_Challenge_
Comb the records below for the string "JSON" and copy each line where it turns up.

_Dataset excerpt_

________________________________________

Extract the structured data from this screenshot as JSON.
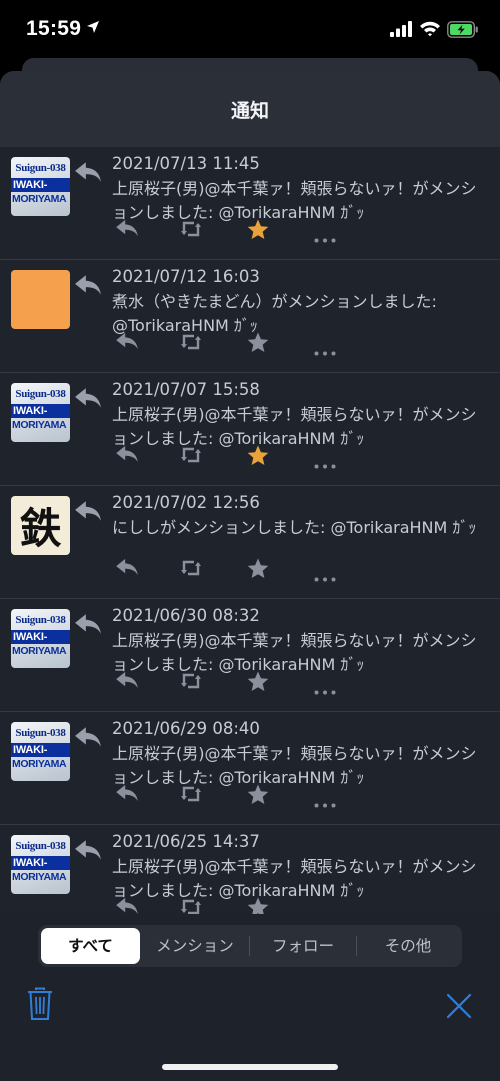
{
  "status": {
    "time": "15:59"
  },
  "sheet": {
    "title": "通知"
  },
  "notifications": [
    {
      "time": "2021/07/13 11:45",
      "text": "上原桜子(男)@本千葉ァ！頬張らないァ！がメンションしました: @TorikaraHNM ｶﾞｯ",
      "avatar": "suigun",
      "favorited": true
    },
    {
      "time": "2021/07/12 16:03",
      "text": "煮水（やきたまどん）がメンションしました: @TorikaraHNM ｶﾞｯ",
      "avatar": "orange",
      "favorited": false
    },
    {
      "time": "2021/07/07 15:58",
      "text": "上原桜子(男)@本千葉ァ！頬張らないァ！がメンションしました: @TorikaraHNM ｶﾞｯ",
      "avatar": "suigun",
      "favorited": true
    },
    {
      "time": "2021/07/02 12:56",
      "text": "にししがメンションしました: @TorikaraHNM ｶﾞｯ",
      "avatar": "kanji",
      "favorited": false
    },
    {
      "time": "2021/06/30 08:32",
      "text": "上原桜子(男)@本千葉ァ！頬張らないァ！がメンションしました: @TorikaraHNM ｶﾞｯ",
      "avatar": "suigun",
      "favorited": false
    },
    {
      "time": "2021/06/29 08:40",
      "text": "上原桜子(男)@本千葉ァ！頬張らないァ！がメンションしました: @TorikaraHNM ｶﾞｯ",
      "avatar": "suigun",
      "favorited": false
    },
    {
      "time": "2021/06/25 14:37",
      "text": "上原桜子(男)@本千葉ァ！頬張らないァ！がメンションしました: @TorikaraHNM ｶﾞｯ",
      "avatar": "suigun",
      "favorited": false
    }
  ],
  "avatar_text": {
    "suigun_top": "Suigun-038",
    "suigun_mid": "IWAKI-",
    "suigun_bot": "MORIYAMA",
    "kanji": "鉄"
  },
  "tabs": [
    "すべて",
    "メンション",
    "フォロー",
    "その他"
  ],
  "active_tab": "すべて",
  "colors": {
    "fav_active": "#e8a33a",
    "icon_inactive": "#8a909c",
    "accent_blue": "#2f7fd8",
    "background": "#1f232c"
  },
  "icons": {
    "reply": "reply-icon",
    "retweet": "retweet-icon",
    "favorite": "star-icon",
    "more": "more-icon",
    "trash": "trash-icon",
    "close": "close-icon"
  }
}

________________________________________

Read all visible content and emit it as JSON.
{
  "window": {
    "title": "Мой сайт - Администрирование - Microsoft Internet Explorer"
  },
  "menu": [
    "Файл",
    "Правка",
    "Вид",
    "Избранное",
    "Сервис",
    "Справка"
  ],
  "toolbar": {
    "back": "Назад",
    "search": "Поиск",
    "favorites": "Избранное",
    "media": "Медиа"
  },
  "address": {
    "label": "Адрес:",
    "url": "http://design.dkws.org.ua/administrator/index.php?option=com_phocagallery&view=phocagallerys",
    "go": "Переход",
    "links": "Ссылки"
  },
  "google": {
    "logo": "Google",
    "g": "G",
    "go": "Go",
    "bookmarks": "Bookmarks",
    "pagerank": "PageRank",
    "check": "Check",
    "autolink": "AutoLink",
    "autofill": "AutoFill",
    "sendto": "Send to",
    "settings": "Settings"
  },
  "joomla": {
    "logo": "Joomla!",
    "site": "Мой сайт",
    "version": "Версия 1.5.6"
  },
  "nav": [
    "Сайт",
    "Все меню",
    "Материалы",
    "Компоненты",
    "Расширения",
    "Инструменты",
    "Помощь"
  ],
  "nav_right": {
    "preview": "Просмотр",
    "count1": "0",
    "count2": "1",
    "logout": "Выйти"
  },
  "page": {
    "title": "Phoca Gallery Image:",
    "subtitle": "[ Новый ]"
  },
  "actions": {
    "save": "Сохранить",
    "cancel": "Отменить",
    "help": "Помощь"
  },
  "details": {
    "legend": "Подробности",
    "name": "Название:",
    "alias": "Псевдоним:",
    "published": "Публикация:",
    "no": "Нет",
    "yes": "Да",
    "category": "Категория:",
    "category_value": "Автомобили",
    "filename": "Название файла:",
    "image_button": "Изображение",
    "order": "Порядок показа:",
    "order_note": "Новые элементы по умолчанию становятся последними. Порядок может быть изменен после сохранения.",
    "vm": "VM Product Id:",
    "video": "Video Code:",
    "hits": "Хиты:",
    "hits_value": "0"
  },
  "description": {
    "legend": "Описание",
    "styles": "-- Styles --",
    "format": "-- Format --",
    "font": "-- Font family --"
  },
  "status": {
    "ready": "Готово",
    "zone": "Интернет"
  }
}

________________________________________

_Worked solution_
Extract the structured data from this screenshot as JSON.
Read all visible content and emit it as JSON.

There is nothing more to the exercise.